■ Exercise prompt: Records follow. Copy every line with "предоставления".

-------- Dataset extract

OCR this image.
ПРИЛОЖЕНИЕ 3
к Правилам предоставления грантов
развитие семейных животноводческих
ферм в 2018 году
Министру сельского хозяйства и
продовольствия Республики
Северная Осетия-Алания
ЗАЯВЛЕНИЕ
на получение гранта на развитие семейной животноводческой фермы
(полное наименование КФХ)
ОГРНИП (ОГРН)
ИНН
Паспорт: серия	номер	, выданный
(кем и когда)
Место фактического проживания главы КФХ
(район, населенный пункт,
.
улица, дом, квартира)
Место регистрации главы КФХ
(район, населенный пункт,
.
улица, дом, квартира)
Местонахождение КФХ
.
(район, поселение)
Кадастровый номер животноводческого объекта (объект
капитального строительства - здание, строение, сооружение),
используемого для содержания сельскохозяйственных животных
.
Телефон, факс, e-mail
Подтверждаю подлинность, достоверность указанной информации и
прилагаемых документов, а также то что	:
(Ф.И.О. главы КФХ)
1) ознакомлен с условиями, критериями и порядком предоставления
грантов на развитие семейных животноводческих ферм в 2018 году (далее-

----------------

■ Exercise solution:
к Правилам предоставления грантов
1) ознакомлен с условиями, критериями и порядком предоставления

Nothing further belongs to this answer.